GIVEN DATA:
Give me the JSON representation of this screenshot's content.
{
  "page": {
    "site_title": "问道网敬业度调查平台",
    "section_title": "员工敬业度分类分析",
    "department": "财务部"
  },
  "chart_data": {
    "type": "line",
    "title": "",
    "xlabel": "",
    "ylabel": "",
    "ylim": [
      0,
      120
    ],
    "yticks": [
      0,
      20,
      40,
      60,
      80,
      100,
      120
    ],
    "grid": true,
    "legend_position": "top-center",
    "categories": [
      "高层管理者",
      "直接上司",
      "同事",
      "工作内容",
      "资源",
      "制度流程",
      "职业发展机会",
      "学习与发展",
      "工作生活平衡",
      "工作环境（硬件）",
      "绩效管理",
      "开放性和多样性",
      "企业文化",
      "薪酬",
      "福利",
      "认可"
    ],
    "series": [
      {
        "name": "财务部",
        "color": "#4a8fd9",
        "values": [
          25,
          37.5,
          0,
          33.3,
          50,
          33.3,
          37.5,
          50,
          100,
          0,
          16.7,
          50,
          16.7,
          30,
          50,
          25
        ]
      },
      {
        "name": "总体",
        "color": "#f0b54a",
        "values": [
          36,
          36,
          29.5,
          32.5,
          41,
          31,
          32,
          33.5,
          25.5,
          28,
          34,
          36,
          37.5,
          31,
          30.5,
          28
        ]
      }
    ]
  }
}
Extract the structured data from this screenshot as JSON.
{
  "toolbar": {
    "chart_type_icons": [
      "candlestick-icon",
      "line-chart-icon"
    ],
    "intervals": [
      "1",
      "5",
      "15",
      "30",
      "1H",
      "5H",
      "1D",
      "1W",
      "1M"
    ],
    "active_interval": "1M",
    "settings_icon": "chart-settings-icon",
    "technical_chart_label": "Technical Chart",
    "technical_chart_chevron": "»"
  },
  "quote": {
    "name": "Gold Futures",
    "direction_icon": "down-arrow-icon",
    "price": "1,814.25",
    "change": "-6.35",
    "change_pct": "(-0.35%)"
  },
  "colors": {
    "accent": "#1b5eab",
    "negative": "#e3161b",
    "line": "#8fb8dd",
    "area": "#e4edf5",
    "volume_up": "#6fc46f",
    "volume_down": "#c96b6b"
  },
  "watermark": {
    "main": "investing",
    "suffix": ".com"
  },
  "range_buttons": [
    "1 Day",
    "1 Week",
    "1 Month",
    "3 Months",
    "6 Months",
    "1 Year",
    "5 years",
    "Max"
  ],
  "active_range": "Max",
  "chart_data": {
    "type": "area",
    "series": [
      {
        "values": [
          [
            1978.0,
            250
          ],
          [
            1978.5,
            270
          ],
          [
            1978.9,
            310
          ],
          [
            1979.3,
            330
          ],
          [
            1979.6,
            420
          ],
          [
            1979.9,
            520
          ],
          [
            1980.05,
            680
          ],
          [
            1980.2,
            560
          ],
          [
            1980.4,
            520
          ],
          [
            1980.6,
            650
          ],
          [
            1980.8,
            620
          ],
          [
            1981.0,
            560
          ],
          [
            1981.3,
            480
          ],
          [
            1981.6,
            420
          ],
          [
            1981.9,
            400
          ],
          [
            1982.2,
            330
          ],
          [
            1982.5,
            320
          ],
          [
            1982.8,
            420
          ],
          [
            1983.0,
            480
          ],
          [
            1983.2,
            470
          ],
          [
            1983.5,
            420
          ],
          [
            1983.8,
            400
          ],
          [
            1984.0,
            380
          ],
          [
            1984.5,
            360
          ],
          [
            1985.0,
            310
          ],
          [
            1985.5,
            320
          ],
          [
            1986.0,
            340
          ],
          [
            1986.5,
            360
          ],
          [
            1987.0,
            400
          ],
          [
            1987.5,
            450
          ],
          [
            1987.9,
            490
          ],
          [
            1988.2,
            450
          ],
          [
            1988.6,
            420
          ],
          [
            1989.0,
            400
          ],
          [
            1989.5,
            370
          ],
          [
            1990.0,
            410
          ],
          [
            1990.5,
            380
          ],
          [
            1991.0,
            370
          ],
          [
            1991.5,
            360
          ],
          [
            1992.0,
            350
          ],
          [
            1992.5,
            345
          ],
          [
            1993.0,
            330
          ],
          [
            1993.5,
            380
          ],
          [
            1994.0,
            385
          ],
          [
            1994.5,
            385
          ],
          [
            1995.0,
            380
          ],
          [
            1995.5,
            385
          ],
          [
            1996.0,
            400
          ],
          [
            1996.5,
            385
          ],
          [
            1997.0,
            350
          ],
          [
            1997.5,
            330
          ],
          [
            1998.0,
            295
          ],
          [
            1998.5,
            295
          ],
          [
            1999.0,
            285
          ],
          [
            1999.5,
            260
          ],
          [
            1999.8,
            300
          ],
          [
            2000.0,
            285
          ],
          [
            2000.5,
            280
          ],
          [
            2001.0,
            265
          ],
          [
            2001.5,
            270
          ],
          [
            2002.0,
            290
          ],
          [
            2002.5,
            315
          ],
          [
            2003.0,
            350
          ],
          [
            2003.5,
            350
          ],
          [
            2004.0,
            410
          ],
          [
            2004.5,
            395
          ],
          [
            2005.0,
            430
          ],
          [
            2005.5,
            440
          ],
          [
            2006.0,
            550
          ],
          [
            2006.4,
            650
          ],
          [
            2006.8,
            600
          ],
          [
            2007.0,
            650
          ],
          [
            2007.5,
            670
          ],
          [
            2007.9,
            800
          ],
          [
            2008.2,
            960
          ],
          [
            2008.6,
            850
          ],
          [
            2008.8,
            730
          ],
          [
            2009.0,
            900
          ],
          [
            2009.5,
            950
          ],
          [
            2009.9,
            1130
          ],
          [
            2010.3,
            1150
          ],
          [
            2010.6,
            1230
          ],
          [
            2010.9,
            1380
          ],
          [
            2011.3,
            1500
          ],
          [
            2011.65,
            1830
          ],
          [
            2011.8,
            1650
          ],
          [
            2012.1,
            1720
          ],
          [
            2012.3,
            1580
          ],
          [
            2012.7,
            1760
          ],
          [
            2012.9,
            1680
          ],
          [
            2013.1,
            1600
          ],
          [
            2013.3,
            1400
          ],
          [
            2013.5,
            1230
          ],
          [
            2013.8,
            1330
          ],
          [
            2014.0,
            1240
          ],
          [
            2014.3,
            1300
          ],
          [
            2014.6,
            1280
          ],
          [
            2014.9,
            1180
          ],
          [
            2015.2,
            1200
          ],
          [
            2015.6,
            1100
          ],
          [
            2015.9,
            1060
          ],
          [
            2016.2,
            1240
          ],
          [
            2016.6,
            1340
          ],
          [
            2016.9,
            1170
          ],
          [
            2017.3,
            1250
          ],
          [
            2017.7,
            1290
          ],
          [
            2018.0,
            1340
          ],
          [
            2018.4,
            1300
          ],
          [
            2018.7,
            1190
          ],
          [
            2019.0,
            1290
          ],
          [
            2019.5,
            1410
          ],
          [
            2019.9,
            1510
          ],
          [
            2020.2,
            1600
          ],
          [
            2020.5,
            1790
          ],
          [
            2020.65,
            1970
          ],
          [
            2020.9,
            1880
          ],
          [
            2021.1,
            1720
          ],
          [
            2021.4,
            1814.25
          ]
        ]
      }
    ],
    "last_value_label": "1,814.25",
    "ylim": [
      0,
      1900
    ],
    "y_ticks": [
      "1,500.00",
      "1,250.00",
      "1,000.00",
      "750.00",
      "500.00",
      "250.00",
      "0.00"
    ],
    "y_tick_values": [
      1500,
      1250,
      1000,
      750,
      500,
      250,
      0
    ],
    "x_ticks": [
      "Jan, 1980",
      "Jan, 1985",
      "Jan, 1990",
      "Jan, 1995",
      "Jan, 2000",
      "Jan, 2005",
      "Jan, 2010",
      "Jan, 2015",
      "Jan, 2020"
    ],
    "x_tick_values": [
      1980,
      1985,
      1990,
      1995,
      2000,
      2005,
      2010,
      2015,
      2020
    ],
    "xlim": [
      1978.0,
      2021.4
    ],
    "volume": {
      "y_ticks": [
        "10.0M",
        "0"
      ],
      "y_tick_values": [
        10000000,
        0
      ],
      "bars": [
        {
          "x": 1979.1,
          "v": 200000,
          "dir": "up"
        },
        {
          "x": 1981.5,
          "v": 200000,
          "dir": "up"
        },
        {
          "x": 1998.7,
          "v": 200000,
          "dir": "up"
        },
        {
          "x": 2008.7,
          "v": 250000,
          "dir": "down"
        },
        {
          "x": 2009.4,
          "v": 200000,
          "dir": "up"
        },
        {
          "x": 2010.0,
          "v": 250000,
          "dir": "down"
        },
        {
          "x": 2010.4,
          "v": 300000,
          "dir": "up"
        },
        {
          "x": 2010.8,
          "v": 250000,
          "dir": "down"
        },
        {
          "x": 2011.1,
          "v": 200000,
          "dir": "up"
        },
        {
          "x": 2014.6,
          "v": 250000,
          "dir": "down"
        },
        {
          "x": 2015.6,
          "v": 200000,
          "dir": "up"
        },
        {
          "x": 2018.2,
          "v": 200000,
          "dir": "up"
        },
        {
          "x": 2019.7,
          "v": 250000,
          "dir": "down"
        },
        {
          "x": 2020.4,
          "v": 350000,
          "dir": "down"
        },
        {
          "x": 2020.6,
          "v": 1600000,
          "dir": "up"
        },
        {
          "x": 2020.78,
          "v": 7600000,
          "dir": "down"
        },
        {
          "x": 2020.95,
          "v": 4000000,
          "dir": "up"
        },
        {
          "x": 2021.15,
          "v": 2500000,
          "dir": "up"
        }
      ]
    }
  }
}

EXERCISE TASK:
Copy out every line from the material above in which the word "this" appears.

EXERCISE ANSWER:
Give me the JSON representation of this screenshot's content.
Extract the structured data from this screenshot as JSON.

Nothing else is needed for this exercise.